» **Set problem**
Make an exact copy of the entries, and keep any pictures out of it.

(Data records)
_ _ _ _

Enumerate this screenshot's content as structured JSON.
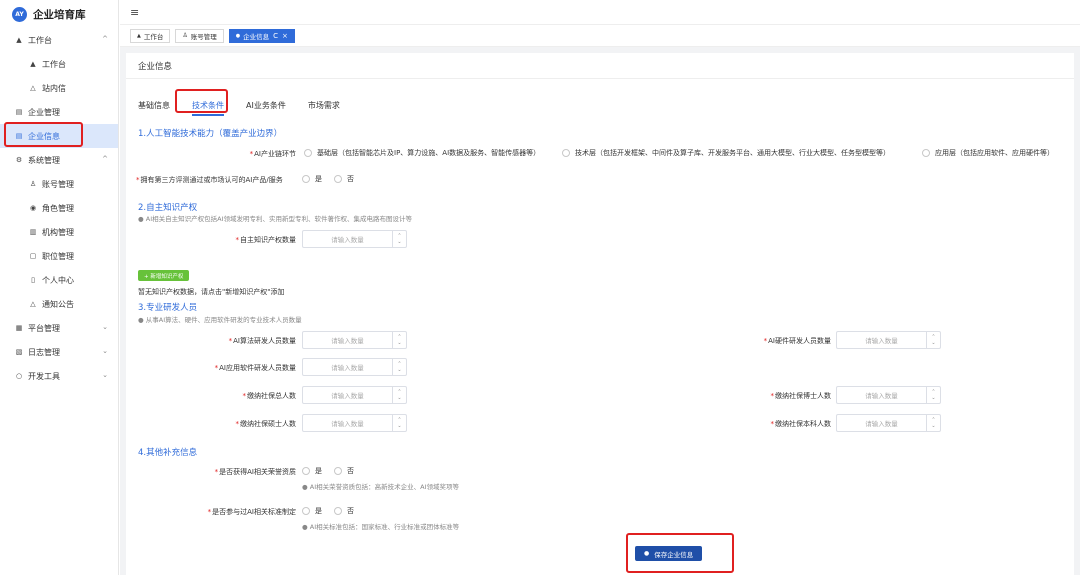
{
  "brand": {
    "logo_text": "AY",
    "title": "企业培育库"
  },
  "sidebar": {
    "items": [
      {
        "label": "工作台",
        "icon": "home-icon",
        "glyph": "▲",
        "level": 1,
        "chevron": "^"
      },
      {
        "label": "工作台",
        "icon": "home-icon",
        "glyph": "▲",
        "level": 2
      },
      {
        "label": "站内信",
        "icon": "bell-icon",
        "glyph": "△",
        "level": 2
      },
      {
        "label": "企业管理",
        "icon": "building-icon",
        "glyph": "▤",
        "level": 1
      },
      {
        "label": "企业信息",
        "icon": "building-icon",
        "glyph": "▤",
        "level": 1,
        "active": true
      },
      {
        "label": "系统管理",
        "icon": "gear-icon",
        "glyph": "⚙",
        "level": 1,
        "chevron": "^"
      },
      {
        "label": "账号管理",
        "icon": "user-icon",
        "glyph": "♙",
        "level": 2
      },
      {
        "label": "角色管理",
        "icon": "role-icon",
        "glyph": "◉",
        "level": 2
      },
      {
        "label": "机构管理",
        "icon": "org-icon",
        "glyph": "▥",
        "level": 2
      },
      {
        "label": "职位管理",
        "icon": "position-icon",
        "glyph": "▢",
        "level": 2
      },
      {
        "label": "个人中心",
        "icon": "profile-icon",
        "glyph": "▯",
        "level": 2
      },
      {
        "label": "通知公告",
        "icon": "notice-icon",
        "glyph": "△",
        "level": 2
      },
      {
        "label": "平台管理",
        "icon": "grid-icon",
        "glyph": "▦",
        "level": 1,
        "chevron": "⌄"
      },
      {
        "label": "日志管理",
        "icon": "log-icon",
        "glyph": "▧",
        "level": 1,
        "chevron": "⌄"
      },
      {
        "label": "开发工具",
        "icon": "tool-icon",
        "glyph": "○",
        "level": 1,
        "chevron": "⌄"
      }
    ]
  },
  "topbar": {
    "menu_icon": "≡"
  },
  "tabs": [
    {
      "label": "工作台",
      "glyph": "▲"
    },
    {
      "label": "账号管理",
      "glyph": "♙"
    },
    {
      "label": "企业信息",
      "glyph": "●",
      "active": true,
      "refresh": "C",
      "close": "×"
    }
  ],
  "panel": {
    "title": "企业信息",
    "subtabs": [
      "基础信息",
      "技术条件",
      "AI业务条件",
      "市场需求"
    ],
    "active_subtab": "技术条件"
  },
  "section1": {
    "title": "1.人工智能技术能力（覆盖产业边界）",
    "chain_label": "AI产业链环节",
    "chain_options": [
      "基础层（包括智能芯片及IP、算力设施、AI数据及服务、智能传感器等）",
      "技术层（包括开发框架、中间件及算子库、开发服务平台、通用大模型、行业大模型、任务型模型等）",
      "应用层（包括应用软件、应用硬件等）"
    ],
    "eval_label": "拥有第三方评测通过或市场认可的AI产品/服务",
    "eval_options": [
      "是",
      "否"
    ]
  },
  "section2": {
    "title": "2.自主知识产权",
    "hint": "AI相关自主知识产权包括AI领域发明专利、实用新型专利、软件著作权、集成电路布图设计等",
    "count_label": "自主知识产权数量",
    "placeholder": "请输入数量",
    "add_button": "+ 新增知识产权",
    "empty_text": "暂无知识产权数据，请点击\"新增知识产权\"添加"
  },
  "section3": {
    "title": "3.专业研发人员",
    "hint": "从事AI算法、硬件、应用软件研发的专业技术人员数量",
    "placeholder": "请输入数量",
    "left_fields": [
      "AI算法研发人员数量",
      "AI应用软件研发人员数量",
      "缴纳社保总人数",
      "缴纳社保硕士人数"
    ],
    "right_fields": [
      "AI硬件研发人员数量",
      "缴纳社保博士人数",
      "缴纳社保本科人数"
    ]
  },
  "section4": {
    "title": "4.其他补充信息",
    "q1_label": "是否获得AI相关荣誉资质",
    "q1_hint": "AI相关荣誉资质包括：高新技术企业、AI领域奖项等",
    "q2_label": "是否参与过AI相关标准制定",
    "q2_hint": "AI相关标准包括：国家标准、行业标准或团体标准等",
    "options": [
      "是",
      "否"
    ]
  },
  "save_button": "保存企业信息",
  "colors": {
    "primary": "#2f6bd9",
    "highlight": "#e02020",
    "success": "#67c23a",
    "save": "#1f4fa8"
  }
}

_ _ _ _

» **Answer in full**
Enumerate this screenshot's content as structured JSON.
{
  "brand": {
    "logo_text": "AY",
    "title": "企业培育库"
  },
  "sidebar": {
    "items": [
      {
        "label": "工作台",
        "icon": "home-icon",
        "glyph": "▲",
        "level": 1,
        "chevron": "^"
      },
      {
        "label": "工作台",
        "icon": "home-icon",
        "glyph": "▲",
        "level": 2
      },
      {
        "label": "站内信",
        "icon": "bell-icon",
        "glyph": "△",
        "level": 2
      },
      {
        "label": "企业管理",
        "icon": "building-icon",
        "glyph": "▤",
        "level": 1
      },
      {
        "label": "企业信息",
        "icon": "building-icon",
        "glyph": "▤",
        "level": 1,
        "active": true
      },
      {
        "label": "系统管理",
        "icon": "gear-icon",
        "glyph": "⚙",
        "level": 1,
        "chevron": "^"
      },
      {
        "label": "账号管理",
        "icon": "user-icon",
        "glyph": "♙",
        "level": 2
      },
      {
        "label": "角色管理",
        "icon": "role-icon",
        "glyph": "◉",
        "level": 2
      },
      {
        "label": "机构管理",
        "icon": "org-icon",
        "glyph": "▥",
        "level": 2
      },
      {
        "label": "职位管理",
        "icon": "position-icon",
        "glyph": "▢",
        "level": 2
      },
      {
        "label": "个人中心",
        "icon": "profile-icon",
        "glyph": "▯",
        "level": 2
      },
      {
        "label": "通知公告",
        "icon": "notice-icon",
        "glyph": "△",
        "level": 2
      },
      {
        "label": "平台管理",
        "icon": "grid-icon",
        "glyph": "▦",
        "level": 1,
        "chevron": "⌄"
      },
      {
        "label": "日志管理",
        "icon": "log-icon",
        "glyph": "▧",
        "level": 1,
        "chevron": "⌄"
      },
      {
        "label": "开发工具",
        "icon": "tool-icon",
        "glyph": "○",
        "level": 1,
        "chevron": "⌄"
      }
    ]
  },
  "topbar": {
    "menu_icon": "≡"
  },
  "tabs": [
    {
      "label": "工作台",
      "glyph": "▲"
    },
    {
      "label": "账号管理",
      "glyph": "♙"
    },
    {
      "label": "企业信息",
      "glyph": "●",
      "active": true,
      "refresh": "C",
      "close": "×"
    }
  ],
  "panel": {
    "title": "企业信息",
    "subtabs": [
      "基础信息",
      "技术条件",
      "AI业务条件",
      "市场需求"
    ],
    "active_subtab": "技术条件"
  },
  "section1": {
    "title": "1.人工智能技术能力（覆盖产业边界）",
    "chain_label": "AI产业链环节",
    "chain_options": [
      "基础层（包括智能芯片及IP、算力设施、AI数据及服务、智能传感器等）",
      "技术层（包括开发框架、中间件及算子库、开发服务平台、通用大模型、行业大模型、任务型模型等）",
      "应用层（包括应用软件、应用硬件等）"
    ],
    "eval_label": "拥有第三方评测通过或市场认可的AI产品/服务",
    "eval_options": [
      "是",
      "否"
    ]
  },
  "section2": {
    "title": "2.自主知识产权",
    "hint": "AI相关自主知识产权包括AI领域发明专利、实用新型专利、软件著作权、集成电路布图设计等",
    "count_label": "自主知识产权数量",
    "placeholder": "请输入数量",
    "add_button": "+ 新增知识产权",
    "empty_text": "暂无知识产权数据，请点击\"新增知识产权\"添加"
  },
  "section3": {
    "title": "3.专业研发人员",
    "hint": "从事AI算法、硬件、应用软件研发的专业技术人员数量",
    "placeholder": "请输入数量",
    "left_fields": [
      "AI算法研发人员数量",
      "AI应用软件研发人员数量",
      "缴纳社保总人数",
      "缴纳社保硕士人数"
    ],
    "right_fields": [
      "AI硬件研发人员数量",
      "缴纳社保博士人数",
      "缴纳社保本科人数"
    ]
  },
  "section4": {
    "title": "4.其他补充信息",
    "q1_label": "是否获得AI相关荣誉资质",
    "q1_hint": "AI相关荣誉资质包括：高新技术企业、AI领域奖项等",
    "q2_label": "是否参与过AI相关标准制定",
    "q2_hint": "AI相关标准包括：国家标准、行业标准或团体标准等",
    "options": [
      "是",
      "否"
    ]
  },
  "save_button": "保存企业信息",
  "colors": {
    "primary": "#2f6bd9",
    "highlight": "#e02020",
    "success": "#67c23a",
    "save": "#1f4fa8"
  }
}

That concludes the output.